● **Data shown**
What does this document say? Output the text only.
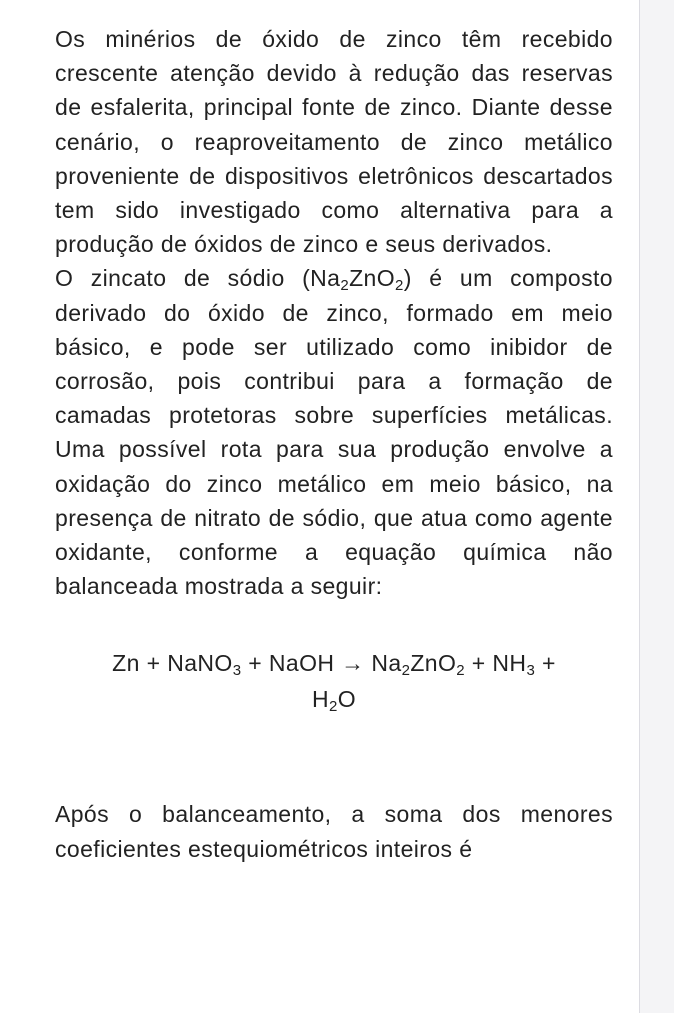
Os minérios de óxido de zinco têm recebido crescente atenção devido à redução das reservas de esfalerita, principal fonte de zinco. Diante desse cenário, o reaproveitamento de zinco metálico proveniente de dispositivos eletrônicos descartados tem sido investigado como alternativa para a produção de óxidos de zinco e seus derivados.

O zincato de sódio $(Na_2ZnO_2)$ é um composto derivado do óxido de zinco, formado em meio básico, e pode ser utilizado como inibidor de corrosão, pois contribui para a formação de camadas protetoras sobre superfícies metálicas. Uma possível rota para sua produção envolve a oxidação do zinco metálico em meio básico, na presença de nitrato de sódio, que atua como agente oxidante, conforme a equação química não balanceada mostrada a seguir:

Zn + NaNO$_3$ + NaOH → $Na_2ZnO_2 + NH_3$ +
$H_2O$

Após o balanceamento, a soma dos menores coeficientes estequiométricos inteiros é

● **Stated task**
Each record should be quoted exactly, with the images omitted.

● **Solution to this task**
What does this document say? Output the text only.
Os minérios de óxido de zinco têm recebido crescente atenção devido à redução das reservas de esfalerita, principal fonte de zinco. Diante desse cenário, o reaproveitamento de zinco metálico proveniente de dispositivos eletrônicos descartados tem sido investigado como alternativa para a produção de óxidos de zinco e seus derivados.

O zincato de sódio $(Na_2ZnO_2)$ é um composto derivado do óxido de zinco, formado em meio básico, e pode ser utilizado como inibidor de corrosão, pois contribui para a formação de camadas protetoras sobre superfícies metálicas. Uma possível rota para sua produção envolve a oxidação do zinco metálico em meio básico, na presença de nitrato de sódio, que atua como agente oxidante, conforme a equação química não balanceada mostrada a seguir:

Zn + NaNO$_3$ + NaOH → $Na_2ZnO_2 + NH_3$ +
$H_2O$

Após o balanceamento, a soma dos menores coeficientes estequiométricos inteiros é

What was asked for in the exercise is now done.